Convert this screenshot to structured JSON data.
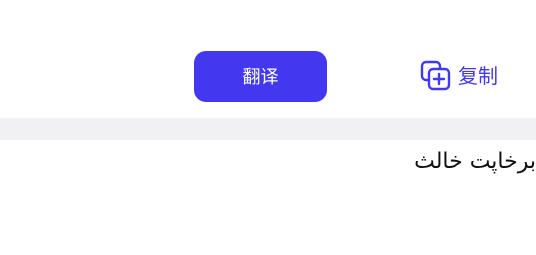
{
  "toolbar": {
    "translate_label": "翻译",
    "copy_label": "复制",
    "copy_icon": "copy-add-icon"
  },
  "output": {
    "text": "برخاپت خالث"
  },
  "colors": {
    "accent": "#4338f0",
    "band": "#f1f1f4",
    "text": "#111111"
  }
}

Exercise goal
Copy out all the data without changing anything, and drop the pictures.

Response to this exercise
Convert this screenshot to structured JSON data.
{
  "toolbar": {
    "translate_label": "翻译",
    "copy_label": "复制",
    "copy_icon": "copy-add-icon"
  },
  "output": {
    "text": "برخاپت خالث"
  },
  "colors": {
    "accent": "#4338f0",
    "band": "#f1f1f4",
    "text": "#111111"
  }
}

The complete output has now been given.